● Provided records

=-=-=-=-=

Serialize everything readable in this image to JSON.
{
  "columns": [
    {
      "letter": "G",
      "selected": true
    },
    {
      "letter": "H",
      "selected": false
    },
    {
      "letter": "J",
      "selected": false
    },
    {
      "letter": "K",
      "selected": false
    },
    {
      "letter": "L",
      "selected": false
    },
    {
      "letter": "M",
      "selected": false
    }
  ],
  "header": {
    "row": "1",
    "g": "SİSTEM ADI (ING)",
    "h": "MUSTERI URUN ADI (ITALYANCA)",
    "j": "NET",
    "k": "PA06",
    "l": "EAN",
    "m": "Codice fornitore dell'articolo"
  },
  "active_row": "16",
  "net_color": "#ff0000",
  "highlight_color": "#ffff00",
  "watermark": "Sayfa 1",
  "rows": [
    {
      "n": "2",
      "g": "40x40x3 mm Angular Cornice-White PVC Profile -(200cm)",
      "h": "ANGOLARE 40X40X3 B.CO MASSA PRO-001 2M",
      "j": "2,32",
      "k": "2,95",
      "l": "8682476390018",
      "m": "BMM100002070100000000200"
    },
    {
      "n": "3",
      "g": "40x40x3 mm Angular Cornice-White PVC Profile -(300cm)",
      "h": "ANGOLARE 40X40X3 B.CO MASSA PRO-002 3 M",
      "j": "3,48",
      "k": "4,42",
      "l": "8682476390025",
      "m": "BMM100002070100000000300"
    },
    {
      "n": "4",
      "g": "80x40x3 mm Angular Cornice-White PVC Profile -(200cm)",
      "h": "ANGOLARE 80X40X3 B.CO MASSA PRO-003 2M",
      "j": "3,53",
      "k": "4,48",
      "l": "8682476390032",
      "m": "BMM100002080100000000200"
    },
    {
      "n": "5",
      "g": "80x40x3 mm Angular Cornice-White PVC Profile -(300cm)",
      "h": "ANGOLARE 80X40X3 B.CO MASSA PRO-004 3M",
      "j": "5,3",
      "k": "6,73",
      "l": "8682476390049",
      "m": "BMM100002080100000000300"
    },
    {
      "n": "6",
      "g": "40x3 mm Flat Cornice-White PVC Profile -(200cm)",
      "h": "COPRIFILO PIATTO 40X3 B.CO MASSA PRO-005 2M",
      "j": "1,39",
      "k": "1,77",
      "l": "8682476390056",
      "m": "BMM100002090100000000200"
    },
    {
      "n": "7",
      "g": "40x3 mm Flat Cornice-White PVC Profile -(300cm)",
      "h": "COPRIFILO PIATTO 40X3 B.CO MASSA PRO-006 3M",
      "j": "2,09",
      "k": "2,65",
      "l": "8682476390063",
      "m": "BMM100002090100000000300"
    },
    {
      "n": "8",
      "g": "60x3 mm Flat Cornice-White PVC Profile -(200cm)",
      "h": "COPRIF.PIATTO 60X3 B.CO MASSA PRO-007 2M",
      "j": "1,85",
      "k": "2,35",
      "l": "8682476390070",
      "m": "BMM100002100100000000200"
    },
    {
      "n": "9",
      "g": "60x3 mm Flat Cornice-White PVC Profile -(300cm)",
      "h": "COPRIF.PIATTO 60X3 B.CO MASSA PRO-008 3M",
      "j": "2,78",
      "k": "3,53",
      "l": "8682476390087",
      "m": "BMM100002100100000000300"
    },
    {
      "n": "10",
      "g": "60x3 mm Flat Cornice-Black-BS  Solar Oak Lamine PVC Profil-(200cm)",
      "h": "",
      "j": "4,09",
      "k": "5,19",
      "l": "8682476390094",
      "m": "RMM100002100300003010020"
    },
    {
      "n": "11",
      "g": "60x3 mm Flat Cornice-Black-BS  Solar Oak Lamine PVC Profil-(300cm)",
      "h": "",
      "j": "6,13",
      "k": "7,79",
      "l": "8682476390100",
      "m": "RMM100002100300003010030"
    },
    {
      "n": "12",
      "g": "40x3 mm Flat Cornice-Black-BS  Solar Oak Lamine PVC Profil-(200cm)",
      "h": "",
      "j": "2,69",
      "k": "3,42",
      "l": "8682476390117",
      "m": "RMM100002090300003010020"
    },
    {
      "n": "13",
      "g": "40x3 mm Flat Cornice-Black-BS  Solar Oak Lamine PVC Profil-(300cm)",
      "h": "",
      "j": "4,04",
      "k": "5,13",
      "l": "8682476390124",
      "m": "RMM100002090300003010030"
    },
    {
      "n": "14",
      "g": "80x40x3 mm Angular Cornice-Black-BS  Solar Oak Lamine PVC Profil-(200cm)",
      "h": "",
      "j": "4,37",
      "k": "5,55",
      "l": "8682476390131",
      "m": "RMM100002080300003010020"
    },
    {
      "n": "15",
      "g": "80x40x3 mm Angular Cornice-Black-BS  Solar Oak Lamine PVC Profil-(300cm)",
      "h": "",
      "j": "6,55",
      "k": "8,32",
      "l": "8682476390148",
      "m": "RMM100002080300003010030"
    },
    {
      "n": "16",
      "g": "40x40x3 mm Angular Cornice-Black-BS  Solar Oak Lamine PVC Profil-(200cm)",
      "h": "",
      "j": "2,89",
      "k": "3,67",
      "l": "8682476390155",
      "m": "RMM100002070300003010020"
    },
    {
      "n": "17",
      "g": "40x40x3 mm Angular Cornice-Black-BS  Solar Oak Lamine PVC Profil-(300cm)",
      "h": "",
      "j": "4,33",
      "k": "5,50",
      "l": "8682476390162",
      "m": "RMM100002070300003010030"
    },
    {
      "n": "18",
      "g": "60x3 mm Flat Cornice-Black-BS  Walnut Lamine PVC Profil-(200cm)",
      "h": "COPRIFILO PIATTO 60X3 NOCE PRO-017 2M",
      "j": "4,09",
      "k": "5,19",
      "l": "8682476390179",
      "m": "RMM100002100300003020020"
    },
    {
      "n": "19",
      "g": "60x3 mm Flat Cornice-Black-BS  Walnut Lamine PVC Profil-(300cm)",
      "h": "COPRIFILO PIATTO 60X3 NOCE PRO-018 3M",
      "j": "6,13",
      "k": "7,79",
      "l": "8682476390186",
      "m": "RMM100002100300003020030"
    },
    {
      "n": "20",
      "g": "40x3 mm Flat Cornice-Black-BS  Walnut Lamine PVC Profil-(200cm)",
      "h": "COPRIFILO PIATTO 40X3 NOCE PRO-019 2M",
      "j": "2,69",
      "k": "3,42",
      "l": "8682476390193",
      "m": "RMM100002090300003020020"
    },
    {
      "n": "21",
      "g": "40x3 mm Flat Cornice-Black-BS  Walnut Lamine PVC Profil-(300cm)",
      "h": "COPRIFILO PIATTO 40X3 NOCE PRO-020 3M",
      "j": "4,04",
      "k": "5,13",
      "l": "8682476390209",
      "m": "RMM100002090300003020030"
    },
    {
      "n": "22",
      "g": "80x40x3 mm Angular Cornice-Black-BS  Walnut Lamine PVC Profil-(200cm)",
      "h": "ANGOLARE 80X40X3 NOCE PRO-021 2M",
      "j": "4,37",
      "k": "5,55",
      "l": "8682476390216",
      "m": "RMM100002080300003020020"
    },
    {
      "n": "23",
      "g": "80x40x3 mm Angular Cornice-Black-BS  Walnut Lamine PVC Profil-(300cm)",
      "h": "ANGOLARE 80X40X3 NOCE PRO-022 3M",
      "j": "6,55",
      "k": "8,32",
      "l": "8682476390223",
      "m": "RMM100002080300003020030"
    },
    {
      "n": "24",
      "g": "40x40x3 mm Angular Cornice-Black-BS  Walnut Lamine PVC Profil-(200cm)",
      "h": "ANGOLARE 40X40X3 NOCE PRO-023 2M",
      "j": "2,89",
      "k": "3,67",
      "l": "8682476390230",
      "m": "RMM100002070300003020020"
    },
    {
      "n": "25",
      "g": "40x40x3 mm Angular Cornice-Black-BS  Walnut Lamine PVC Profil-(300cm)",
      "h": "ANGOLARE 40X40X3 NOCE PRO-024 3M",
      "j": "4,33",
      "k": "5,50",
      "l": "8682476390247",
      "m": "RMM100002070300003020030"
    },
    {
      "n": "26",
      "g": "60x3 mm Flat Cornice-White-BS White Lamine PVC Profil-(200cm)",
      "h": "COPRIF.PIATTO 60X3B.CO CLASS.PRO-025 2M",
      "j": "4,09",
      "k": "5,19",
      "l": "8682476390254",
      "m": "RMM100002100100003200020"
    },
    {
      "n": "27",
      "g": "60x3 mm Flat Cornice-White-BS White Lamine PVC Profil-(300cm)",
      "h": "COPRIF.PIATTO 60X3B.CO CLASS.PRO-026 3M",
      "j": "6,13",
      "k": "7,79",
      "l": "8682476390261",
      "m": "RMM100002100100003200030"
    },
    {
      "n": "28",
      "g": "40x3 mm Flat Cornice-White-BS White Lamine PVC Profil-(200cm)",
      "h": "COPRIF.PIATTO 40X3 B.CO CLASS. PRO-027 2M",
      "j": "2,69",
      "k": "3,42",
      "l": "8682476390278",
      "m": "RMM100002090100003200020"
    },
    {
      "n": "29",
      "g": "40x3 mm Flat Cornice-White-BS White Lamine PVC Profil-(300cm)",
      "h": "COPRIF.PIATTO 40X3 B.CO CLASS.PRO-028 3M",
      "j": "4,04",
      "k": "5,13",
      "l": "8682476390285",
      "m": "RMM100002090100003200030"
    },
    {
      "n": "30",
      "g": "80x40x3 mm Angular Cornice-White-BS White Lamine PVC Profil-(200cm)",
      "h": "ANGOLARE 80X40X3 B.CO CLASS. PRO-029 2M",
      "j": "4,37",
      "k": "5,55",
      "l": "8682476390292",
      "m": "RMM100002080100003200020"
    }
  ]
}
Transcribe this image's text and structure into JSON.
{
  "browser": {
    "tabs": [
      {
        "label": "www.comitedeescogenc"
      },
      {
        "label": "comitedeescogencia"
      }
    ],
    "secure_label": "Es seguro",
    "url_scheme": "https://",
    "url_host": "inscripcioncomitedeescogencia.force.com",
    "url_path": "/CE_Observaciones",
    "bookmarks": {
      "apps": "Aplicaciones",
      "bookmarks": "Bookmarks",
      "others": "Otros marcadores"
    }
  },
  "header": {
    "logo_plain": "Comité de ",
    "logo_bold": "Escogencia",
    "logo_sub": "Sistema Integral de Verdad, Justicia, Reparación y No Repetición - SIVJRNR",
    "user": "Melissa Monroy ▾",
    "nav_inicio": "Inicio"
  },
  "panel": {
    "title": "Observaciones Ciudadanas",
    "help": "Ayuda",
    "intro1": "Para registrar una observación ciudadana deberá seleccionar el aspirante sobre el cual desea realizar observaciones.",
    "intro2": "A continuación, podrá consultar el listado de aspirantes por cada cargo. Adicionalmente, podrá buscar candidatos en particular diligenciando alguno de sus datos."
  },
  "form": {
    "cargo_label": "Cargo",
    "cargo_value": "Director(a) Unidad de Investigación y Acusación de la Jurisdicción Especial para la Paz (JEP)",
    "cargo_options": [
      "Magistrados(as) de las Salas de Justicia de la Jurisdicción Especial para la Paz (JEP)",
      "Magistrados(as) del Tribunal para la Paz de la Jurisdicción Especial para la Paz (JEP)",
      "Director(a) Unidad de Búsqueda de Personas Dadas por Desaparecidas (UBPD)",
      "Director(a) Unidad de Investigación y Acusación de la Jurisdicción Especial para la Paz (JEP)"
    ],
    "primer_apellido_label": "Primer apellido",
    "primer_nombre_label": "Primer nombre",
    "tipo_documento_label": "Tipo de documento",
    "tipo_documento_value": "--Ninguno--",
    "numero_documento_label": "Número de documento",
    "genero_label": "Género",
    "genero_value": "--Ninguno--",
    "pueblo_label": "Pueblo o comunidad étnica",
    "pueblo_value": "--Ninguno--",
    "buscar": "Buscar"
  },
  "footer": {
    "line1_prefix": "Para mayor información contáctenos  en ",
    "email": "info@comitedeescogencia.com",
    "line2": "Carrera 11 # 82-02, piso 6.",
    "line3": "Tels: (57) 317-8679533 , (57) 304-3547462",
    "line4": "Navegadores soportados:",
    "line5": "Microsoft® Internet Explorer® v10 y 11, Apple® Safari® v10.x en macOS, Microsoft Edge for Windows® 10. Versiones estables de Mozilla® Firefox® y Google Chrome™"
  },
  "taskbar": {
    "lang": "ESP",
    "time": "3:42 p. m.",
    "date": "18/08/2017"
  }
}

=-=-=-=-=

● Exercise aim
Wherever "this" shows up in a line, copy that line.

● Complete output
Serialize everything readable in this image to JSON.
Transcribe this image's text and structure into JSON.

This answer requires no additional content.